• **TRAVAIL DEMANDÉ**:
A - Citez tous les footballeurs nommés dans l'extrait sur l'histoire du dribble.
B - Rédigez la suite du texte sur l'histoire du dribble, en partant de sa dernière phrase.

── EXTRAIT DE PAGE

« Esquiver les coups ». Une brève histoire du dribble

A l’origine, le football né dans les public schools anglaises était appelé “dribbling game”. Le joueur poussait la balle jusqu’à ce qu’il la perde, et ainsi de suite, dans la pure tradition de l’action individualiste. Le dribble plus élaboré et faisant appel aux mouvements du corps pour effacer son adversaire, est apparu plus tard, au Brésil où il avait toutes les raisons de naître.

Des feintes de Pelé et Garrincha aux passements de jambes de Neymar, ces gestes s’inscrivent dans l’histoire des esclaves originaire d’Afrique en révolte contre les grands propriétaires esclavagistes. Pour retrouver les racines du dribble dans le football, sport symbolique de la modernité industrielle, il faut remonter au développement de la capoeira au 19e siècle au Brésil. On trouve en effet dans le jeu de jambes de base de la capoeira, la ginga, l’apport essentiel à la technique du dribble.

Avant d’être l’art martial codifié qu’on connaît aujourd’hui, la capoeira s’est développée au sein des quilombos, ces communautés de résistance des esclaves en fuite. Ils mirent au point des techniques de combat qui, élaborées à partir des danses africaines, reposaient sur l’improvisation, l’esquive et la ruse. Dans une période marquée par de nombreuses révoltes collectives contre l’ordre esclavagiste, cette utilisation du corps singulière s’inscrivait dans une optique de survie immédiate et d’autodéfense. Notamment quand il s’agissait d’esquiver les coups de fouet. C’est dans cette continuité historique que le dribble vit le jour dans le football.

────
── JEU DE DONNÉES

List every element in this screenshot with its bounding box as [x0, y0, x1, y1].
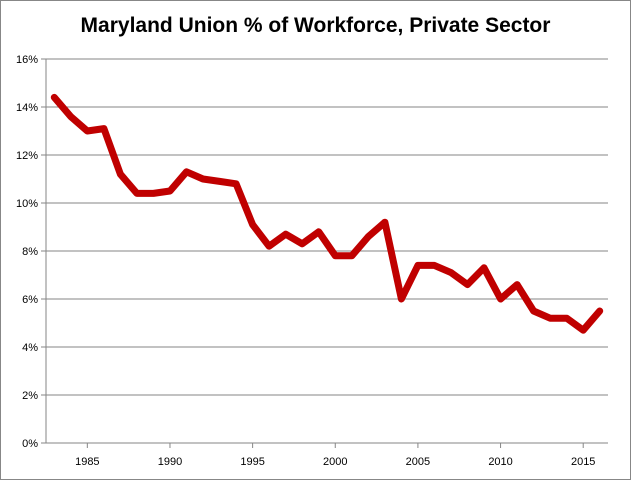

────

• **RÉPONSES PAR TÂCHE**:
A - Pelé, Garrincha, Neymar

B -
La légende officielle veut que l’inventeur du dribble fut une des toutes premières stars du football brésilien, Arthur Friedenreich. Ce fils d’un homme d’affaire allemand et d’une lavandière, fille d’esclaves affranchis, en aurait eu l’idée en évitant une voiture lancée à vive allure. Résumer les débuts du dribble à cette anecdote est une curieuse manière de faire abstraction de tout le contexte décrit plus haut. Friedenreich, qui a longtemps fait figure d’exception, n’en fut pas moins la cible de choix des défenseurs prêts à lui casser les genoux, sous le regard complaisant des arbitres.

Esquiver ce contact hostile était synonyme de protection de son intégrité physique. Sous la république conservatrice café com leite (république des planteurs de café et des grands producteurs de lait mécontents de l’abolition de l’esclavage) les descendants d’esclaves, comme l’ensemble des prolétaires, étaient tenus à l’écart des meilleures équipes des championnats de Rio et Sao Paulo. Ce football, d’inspiration européenne, restait un loisir confisqué par l’élite sociale. Sans parler de l’équipe nationale soumise à partir de 1921 au décret dit de « blancheur » interdisant aux joueurs de couleur d’être sélectionnés. Un football prolétarien avec de réelles prétentions ludiques, se développait donc à l’écart, dans la rue, sur la plage, voire dans les ligues mineures, où les premières feintes de corps furent balbutiées.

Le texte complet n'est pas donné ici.